─── Given records

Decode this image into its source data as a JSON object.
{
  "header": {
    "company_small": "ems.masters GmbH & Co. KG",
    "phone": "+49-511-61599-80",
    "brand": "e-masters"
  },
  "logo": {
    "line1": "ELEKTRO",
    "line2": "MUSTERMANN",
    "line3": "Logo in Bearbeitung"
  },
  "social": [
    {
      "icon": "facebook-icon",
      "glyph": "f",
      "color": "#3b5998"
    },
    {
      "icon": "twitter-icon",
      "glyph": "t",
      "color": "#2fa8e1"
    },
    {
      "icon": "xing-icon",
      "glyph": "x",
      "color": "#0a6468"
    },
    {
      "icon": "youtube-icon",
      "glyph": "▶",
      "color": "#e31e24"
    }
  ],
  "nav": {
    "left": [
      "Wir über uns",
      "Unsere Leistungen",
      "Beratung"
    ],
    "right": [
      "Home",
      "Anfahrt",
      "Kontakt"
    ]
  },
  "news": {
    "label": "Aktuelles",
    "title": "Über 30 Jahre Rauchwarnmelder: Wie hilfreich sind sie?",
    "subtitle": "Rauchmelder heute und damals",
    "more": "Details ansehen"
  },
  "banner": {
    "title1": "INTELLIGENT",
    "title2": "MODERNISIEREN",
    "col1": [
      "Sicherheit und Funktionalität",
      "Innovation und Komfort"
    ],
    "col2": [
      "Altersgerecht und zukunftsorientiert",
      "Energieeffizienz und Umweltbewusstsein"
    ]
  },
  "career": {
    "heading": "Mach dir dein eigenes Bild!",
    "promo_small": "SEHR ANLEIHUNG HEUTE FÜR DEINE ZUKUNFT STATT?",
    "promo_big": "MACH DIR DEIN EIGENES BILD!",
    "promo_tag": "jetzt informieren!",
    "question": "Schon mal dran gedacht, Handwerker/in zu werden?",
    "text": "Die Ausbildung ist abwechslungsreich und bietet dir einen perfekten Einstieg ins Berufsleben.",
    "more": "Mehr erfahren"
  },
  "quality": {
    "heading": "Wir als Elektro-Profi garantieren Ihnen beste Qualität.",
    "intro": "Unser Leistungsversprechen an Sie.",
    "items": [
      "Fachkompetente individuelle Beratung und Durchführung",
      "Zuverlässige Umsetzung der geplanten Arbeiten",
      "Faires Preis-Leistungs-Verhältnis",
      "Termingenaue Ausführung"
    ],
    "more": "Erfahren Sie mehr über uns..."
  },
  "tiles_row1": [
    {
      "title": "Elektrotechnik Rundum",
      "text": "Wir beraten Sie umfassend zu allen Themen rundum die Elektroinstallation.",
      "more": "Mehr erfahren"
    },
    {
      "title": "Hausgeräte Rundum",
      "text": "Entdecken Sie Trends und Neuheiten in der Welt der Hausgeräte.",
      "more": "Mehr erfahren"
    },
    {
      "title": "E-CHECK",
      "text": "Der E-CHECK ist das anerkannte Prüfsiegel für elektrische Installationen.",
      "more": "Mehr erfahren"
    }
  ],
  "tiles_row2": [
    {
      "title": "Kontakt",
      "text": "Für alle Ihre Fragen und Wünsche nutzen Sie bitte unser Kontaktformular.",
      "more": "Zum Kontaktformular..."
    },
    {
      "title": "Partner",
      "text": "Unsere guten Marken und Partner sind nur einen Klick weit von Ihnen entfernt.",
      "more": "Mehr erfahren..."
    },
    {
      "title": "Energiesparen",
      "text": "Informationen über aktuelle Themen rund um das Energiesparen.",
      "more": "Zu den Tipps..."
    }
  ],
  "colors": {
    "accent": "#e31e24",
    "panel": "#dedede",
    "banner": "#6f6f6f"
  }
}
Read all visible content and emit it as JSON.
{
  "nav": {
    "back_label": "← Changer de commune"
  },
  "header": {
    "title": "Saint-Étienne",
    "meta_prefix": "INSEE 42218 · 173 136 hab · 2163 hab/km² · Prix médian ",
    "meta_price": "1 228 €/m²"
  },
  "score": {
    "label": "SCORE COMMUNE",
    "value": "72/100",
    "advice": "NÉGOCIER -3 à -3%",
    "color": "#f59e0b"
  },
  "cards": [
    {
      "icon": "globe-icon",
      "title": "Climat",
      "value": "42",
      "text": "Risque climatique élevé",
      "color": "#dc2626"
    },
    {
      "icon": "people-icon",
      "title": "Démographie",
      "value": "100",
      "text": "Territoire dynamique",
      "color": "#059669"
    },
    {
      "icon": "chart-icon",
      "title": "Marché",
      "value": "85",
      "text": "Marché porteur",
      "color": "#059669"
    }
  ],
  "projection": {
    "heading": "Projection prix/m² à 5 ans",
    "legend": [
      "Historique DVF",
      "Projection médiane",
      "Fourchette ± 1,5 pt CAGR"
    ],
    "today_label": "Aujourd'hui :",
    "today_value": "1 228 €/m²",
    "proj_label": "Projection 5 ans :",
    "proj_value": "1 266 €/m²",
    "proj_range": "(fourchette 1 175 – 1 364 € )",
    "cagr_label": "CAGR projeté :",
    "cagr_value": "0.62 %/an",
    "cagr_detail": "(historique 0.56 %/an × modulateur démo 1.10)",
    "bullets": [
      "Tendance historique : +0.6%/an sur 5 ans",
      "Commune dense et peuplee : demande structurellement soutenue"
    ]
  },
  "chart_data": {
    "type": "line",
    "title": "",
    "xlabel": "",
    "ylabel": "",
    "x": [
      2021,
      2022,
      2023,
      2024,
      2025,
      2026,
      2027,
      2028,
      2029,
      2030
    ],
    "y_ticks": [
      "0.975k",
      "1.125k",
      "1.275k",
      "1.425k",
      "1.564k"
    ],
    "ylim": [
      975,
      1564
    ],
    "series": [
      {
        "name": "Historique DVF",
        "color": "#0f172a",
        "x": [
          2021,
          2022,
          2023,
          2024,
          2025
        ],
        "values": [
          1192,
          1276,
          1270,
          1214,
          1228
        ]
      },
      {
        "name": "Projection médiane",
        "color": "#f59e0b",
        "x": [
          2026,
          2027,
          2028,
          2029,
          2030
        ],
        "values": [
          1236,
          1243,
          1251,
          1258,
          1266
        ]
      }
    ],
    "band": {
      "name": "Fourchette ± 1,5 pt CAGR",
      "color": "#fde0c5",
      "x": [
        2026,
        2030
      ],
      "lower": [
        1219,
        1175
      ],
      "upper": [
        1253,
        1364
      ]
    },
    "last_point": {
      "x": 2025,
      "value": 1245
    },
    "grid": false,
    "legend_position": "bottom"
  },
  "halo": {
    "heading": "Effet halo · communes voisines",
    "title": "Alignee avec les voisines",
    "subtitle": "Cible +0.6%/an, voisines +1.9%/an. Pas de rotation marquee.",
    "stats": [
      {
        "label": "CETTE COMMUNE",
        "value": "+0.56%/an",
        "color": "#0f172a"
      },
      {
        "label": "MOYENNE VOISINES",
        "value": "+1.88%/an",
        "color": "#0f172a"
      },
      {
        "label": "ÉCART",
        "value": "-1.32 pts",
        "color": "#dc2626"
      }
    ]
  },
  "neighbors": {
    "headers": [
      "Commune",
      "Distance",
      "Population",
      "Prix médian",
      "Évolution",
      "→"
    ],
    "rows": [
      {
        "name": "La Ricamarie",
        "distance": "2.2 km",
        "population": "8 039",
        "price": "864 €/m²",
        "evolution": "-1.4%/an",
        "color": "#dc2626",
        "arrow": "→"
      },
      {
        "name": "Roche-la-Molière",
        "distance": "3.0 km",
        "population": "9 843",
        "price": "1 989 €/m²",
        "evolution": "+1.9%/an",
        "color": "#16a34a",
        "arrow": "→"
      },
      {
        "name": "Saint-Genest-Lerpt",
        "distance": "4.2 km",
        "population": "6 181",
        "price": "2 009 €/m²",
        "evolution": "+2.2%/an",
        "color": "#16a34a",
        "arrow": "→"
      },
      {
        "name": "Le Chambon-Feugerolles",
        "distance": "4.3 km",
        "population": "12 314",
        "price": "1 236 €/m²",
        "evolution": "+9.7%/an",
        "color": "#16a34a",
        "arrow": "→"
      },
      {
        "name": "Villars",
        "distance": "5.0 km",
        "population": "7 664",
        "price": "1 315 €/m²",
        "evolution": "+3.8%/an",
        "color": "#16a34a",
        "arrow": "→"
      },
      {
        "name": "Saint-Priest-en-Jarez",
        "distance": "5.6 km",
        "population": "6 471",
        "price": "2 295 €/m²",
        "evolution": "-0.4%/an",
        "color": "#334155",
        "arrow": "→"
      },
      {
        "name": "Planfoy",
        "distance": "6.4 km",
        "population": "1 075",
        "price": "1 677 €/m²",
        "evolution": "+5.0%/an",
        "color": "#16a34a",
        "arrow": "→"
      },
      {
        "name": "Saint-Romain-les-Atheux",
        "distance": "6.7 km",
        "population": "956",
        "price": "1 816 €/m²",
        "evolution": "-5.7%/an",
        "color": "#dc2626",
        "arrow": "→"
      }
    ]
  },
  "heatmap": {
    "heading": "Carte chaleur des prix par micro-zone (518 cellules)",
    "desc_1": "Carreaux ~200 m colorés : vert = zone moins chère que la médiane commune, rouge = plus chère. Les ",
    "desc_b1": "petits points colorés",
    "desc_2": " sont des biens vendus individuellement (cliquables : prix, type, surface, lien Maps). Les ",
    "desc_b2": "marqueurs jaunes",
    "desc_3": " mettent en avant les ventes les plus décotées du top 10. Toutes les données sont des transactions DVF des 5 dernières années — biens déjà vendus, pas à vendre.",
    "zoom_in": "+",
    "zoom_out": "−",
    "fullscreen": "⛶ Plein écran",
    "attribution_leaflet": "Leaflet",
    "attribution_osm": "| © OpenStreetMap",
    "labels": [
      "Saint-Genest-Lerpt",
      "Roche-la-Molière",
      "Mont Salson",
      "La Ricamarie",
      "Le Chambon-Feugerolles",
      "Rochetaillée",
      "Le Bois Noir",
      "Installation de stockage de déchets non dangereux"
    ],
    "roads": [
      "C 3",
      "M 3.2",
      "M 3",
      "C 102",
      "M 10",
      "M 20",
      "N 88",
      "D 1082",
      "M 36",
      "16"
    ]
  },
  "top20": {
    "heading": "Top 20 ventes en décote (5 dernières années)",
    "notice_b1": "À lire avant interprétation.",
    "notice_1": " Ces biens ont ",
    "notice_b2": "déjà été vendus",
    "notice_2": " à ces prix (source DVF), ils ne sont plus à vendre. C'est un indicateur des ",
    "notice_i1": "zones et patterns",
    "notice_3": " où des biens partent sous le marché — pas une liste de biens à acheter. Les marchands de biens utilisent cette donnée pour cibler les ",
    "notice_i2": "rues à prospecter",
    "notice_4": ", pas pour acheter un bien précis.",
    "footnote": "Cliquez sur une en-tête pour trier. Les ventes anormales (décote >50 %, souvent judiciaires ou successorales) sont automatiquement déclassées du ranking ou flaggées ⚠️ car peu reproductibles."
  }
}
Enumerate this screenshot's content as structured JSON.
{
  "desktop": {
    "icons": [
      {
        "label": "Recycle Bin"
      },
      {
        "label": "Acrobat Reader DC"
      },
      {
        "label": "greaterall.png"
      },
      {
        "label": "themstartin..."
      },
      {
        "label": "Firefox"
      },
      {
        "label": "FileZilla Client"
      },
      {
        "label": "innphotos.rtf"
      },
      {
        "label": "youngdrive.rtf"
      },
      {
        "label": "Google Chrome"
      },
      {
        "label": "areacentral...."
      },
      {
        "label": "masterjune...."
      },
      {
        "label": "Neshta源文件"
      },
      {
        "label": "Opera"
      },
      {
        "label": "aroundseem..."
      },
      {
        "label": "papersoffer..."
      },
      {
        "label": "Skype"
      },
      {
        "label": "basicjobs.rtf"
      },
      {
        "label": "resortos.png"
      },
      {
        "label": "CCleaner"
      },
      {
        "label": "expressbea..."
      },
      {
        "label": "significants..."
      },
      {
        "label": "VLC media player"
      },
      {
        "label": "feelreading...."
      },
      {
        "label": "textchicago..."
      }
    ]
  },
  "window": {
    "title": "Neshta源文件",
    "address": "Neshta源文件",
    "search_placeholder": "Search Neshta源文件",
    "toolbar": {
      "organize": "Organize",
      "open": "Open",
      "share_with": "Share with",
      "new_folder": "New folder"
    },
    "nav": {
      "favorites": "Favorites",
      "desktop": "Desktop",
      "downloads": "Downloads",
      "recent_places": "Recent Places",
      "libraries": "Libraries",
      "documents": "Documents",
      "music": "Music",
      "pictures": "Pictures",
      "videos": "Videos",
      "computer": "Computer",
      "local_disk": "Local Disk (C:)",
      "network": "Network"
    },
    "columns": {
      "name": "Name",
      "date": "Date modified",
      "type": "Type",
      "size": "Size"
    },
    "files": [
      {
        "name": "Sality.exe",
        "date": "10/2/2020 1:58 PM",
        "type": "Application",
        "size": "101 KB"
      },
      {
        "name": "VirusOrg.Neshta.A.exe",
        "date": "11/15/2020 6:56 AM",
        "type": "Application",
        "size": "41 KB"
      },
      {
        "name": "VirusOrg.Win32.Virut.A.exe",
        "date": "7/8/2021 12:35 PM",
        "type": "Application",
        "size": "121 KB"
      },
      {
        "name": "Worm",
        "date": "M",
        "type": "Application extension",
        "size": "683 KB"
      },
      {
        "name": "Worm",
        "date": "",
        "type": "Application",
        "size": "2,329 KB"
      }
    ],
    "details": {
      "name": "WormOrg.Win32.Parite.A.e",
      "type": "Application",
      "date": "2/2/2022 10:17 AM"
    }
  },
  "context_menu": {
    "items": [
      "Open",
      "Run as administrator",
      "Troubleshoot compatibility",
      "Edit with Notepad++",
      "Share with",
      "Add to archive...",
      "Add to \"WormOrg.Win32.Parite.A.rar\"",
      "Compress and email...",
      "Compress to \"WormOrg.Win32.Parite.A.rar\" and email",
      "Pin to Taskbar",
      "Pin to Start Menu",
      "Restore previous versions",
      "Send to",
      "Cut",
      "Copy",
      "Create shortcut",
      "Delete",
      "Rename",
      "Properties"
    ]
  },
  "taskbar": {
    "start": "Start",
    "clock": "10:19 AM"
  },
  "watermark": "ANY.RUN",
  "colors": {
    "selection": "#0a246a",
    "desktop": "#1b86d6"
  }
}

──────

== What you need to do ==
Match on "Hausgeräte" and copy out every line of the entries that contains it.

== Answer space ==
      "title": "Hausgeräte Rundum",
      "text": "Entdecken Sie Trends und Neuheiten in der Welt der Hausgeräte.",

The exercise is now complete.